TASK INSTRUCTIONS:
Quote word for word from the line holding "Serialize everything readable" to the last line below, including both, and omit any pictures.

RECORDS FOR THE EXERCISE:
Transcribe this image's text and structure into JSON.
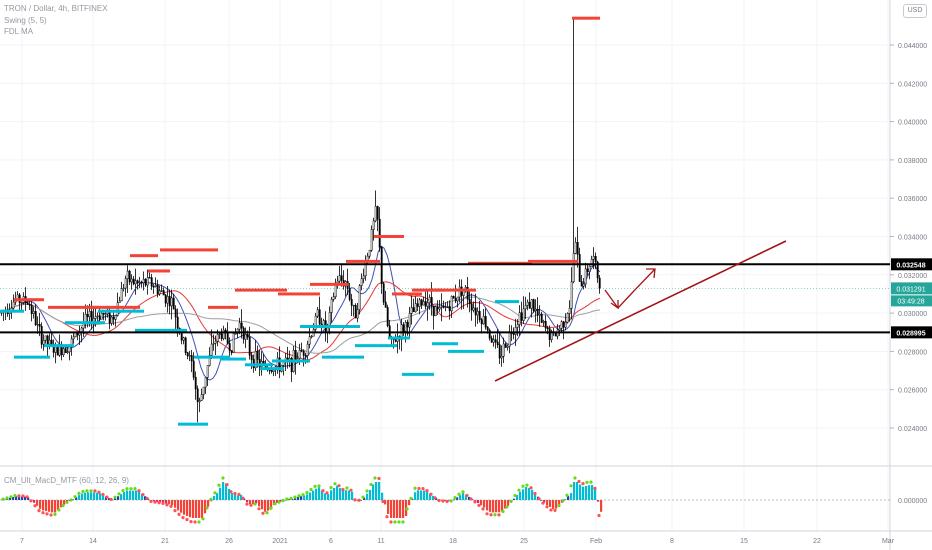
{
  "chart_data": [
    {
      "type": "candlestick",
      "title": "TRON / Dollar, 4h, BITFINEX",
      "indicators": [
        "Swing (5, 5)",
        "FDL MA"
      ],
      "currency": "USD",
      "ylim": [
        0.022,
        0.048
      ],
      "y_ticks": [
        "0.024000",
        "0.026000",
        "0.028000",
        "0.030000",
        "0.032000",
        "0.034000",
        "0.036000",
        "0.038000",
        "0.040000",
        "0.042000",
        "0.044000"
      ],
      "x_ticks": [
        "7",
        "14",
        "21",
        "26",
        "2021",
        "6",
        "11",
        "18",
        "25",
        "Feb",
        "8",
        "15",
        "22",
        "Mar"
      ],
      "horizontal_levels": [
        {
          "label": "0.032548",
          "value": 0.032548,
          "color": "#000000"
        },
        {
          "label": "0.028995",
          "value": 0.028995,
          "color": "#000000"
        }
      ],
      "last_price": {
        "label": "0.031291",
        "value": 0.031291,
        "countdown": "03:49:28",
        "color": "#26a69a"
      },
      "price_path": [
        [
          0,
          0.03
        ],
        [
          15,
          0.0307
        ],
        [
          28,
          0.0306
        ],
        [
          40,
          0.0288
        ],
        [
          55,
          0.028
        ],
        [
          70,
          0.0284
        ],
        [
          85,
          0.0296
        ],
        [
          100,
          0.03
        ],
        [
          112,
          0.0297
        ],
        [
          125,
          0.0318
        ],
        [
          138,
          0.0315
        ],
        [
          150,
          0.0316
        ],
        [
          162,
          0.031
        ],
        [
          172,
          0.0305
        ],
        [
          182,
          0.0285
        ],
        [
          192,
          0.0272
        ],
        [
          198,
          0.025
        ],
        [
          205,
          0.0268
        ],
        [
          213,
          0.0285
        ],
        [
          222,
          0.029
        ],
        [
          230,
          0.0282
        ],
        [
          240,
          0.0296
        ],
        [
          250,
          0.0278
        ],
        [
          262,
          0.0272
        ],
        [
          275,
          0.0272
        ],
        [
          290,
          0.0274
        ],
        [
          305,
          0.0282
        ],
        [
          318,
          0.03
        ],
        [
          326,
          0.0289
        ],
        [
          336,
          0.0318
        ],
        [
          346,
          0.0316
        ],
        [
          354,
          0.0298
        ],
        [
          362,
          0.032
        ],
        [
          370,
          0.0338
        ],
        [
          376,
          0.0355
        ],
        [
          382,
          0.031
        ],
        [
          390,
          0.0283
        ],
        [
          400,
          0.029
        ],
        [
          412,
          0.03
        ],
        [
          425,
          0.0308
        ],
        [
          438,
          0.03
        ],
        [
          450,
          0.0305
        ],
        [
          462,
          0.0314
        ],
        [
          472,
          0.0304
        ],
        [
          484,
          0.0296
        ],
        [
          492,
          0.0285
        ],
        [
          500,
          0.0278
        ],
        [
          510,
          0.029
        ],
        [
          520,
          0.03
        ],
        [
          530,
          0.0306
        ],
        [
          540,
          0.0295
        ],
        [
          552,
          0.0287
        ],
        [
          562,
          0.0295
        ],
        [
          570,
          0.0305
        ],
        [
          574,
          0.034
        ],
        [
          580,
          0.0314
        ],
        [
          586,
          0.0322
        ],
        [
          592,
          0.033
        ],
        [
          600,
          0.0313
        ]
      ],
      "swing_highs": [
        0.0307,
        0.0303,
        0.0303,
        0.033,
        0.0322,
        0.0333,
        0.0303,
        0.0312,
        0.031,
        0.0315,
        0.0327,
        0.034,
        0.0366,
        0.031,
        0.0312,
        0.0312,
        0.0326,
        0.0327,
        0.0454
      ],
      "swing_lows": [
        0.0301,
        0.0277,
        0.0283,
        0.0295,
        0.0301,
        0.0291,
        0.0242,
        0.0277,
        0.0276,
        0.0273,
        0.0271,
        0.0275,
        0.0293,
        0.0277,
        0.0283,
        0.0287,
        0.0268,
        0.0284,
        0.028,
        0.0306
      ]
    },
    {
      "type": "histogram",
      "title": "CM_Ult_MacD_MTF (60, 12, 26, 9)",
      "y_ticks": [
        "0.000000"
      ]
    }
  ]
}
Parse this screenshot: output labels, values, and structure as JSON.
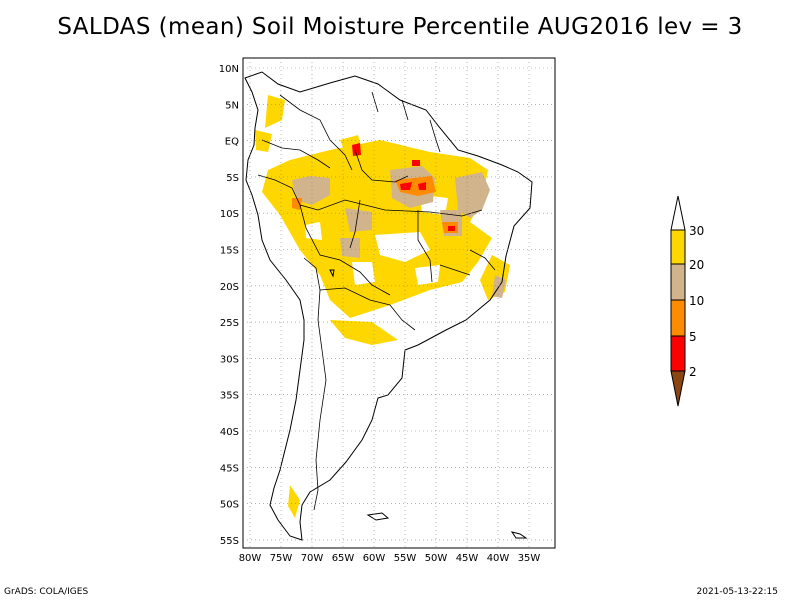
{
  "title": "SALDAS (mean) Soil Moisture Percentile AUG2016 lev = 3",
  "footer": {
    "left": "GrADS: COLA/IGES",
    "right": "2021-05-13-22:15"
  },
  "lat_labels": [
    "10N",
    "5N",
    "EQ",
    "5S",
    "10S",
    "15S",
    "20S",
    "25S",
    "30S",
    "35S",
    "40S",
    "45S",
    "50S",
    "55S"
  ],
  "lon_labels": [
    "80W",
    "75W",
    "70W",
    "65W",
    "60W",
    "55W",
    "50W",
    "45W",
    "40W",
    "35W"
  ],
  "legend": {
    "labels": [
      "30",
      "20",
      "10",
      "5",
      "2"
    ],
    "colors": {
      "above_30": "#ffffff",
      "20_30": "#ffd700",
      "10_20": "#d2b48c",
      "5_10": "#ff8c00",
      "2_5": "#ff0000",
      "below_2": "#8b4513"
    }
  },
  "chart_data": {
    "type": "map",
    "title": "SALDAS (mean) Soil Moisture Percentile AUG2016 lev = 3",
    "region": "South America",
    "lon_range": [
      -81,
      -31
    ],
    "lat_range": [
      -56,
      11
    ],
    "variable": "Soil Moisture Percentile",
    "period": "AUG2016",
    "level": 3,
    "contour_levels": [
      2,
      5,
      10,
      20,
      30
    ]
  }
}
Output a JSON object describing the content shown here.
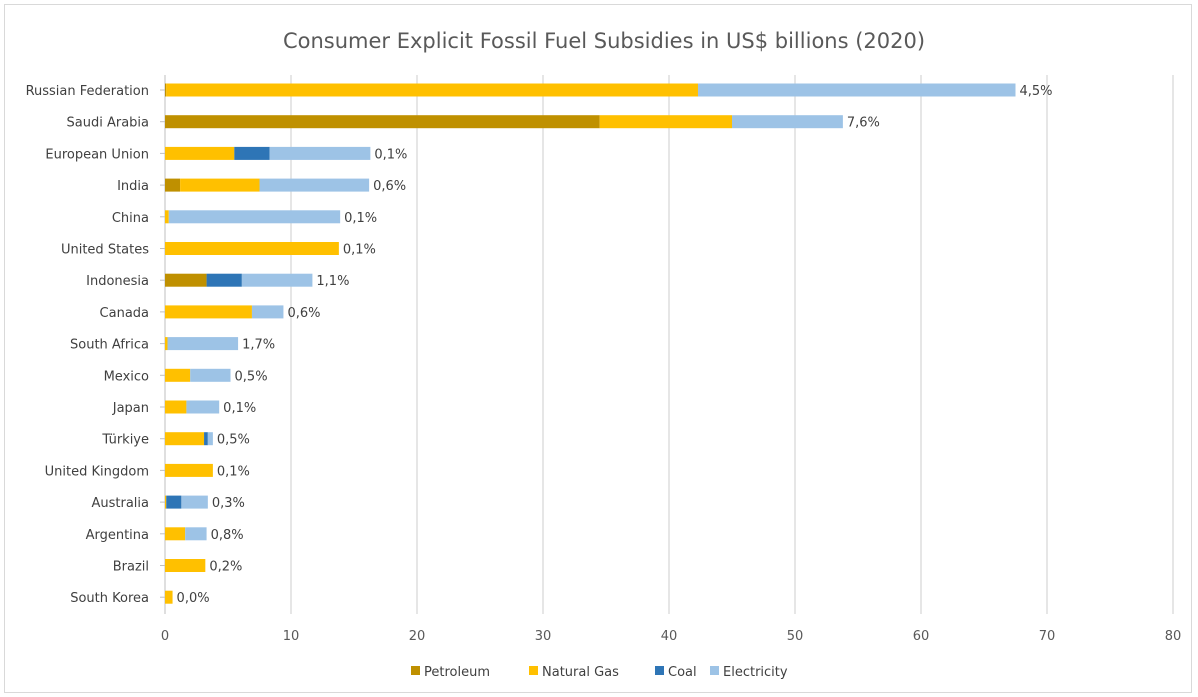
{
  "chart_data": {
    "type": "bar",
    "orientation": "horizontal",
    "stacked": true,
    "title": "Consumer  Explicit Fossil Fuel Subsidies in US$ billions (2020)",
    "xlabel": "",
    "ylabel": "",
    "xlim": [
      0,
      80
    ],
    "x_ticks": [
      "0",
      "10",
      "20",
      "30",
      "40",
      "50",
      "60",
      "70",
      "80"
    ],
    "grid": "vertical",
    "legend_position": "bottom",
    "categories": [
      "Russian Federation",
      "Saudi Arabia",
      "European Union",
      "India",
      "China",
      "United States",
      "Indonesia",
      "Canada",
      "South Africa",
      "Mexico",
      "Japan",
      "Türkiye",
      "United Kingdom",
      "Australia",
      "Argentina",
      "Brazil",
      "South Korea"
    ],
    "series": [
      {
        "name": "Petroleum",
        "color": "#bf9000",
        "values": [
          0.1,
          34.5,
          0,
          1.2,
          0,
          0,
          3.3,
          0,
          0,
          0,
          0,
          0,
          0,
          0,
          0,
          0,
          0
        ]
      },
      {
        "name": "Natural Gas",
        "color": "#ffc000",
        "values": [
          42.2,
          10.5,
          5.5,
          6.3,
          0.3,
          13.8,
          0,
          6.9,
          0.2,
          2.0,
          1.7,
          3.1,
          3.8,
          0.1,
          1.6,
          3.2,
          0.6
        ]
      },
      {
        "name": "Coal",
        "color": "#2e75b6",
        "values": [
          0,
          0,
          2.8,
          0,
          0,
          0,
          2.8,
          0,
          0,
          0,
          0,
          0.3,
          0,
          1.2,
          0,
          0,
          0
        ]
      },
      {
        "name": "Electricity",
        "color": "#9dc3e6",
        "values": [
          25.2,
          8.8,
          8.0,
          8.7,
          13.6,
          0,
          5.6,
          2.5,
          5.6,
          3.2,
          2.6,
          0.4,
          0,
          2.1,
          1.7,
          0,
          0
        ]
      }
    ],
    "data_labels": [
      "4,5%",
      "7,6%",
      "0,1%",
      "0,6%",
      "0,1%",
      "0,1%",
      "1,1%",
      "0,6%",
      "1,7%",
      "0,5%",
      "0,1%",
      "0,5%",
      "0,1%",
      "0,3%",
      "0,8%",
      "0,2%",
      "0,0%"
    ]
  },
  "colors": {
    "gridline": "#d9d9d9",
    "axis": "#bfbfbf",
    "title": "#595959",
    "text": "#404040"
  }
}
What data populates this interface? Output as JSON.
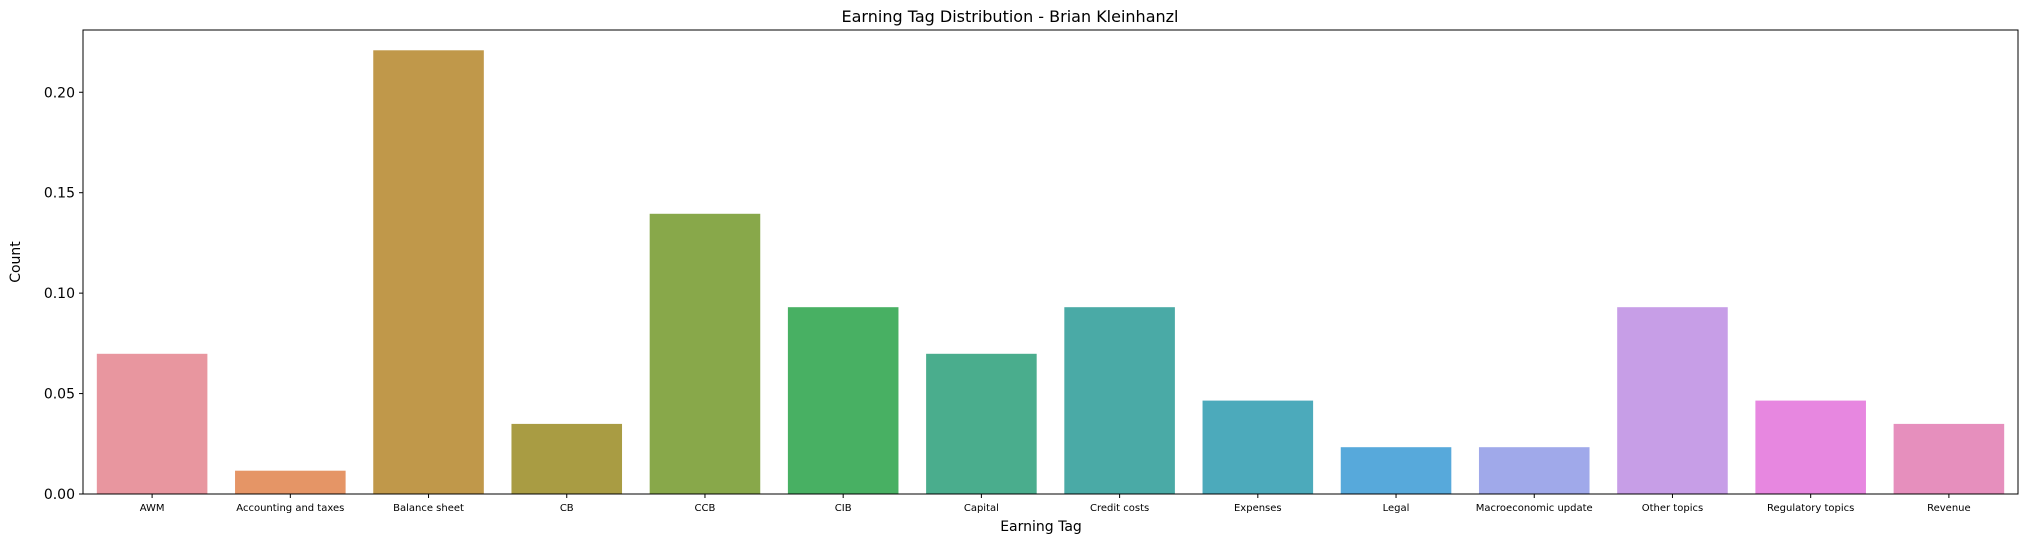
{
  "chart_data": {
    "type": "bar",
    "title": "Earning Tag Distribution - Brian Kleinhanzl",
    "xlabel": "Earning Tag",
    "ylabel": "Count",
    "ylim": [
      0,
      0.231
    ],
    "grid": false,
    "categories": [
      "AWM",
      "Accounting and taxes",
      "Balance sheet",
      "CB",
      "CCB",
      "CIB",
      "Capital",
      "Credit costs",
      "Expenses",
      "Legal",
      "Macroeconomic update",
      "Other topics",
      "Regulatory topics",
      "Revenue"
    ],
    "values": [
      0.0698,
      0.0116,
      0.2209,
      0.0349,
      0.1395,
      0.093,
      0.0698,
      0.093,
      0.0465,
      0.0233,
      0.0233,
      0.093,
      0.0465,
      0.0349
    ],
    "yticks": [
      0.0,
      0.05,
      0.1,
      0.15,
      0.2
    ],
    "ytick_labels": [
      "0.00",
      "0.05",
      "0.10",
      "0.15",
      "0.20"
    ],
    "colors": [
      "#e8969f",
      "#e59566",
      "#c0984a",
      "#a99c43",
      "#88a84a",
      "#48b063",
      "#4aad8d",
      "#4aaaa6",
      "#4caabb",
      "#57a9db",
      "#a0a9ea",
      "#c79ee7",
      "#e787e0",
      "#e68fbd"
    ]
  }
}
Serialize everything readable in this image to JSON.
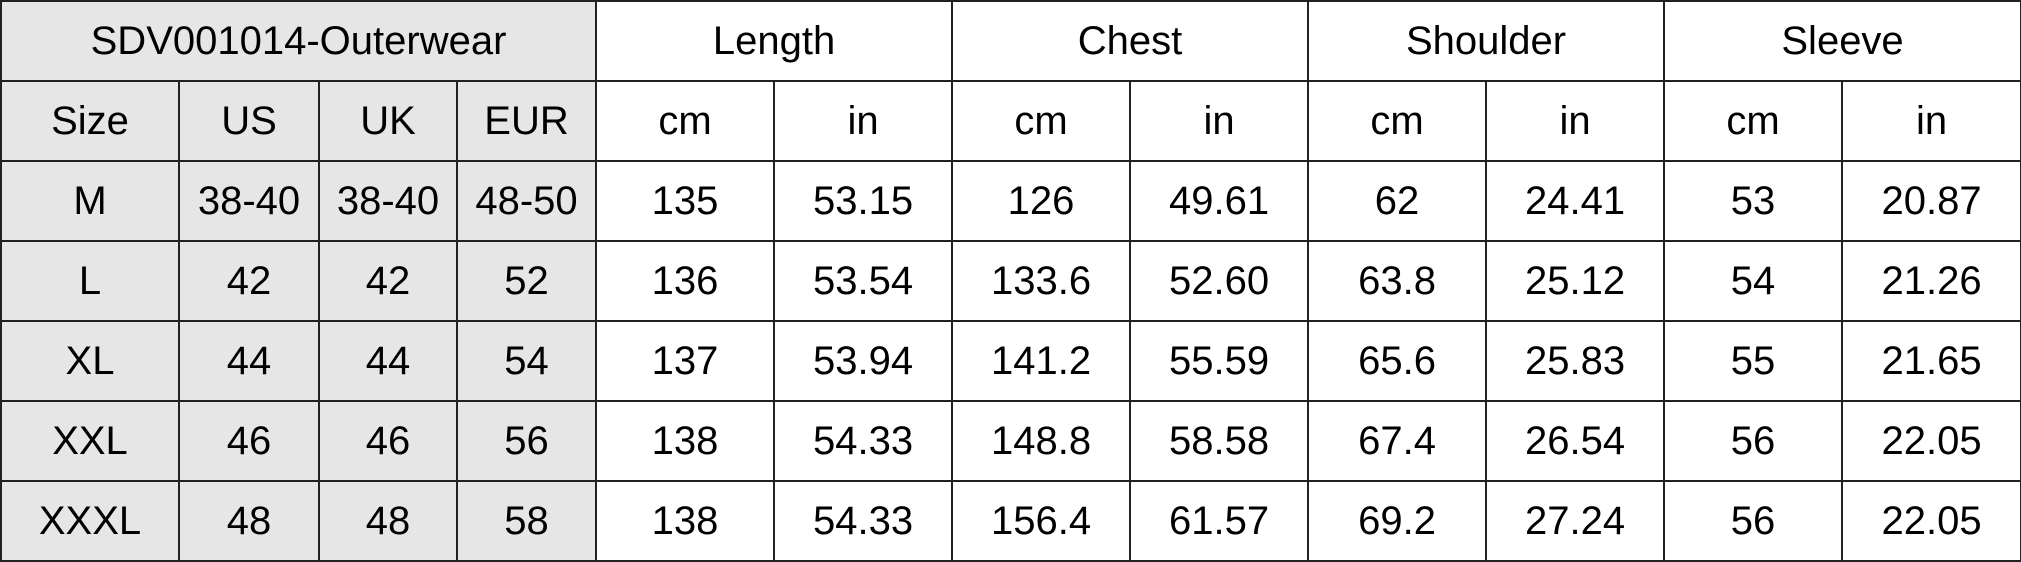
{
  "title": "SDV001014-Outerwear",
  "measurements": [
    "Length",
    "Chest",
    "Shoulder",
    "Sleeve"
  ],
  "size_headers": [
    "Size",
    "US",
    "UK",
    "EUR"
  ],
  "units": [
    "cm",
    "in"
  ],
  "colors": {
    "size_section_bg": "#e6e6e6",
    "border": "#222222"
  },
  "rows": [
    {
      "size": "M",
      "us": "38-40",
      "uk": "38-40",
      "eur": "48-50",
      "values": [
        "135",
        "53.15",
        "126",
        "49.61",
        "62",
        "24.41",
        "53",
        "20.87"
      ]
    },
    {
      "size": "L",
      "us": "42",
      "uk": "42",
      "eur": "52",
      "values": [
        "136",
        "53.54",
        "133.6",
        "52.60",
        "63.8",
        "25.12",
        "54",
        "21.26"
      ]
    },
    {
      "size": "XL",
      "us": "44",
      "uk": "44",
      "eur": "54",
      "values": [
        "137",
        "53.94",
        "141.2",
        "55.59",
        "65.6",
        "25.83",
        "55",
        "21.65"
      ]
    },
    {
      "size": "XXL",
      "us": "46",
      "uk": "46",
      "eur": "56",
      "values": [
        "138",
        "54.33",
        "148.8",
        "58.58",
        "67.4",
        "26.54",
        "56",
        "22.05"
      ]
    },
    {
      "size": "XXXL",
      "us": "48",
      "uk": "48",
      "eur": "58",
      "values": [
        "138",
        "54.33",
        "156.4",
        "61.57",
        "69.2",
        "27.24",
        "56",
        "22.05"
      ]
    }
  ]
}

RESULT FOR THIS EXERCISE:
Serialize everything readable in this image to JSON.
{
  "title": "SDV001014-Outerwear",
  "measurements": [
    "Length",
    "Chest",
    "Shoulder",
    "Sleeve"
  ],
  "size_headers": [
    "Size",
    "US",
    "UK",
    "EUR"
  ],
  "units": [
    "cm",
    "in"
  ],
  "colors": {
    "size_section_bg": "#e6e6e6",
    "border": "#222222"
  },
  "rows": [
    {
      "size": "M",
      "us": "38-40",
      "uk": "38-40",
      "eur": "48-50",
      "values": [
        "135",
        "53.15",
        "126",
        "49.61",
        "62",
        "24.41",
        "53",
        "20.87"
      ]
    },
    {
      "size": "L",
      "us": "42",
      "uk": "42",
      "eur": "52",
      "values": [
        "136",
        "53.54",
        "133.6",
        "52.60",
        "63.8",
        "25.12",
        "54",
        "21.26"
      ]
    },
    {
      "size": "XL",
      "us": "44",
      "uk": "44",
      "eur": "54",
      "values": [
        "137",
        "53.94",
        "141.2",
        "55.59",
        "65.6",
        "25.83",
        "55",
        "21.65"
      ]
    },
    {
      "size": "XXL",
      "us": "46",
      "uk": "46",
      "eur": "56",
      "values": [
        "138",
        "54.33",
        "148.8",
        "58.58",
        "67.4",
        "26.54",
        "56",
        "22.05"
      ]
    },
    {
      "size": "XXXL",
      "us": "48",
      "uk": "48",
      "eur": "58",
      "values": [
        "138",
        "54.33",
        "156.4",
        "61.57",
        "69.2",
        "27.24",
        "56",
        "22.05"
      ]
    }
  ]
}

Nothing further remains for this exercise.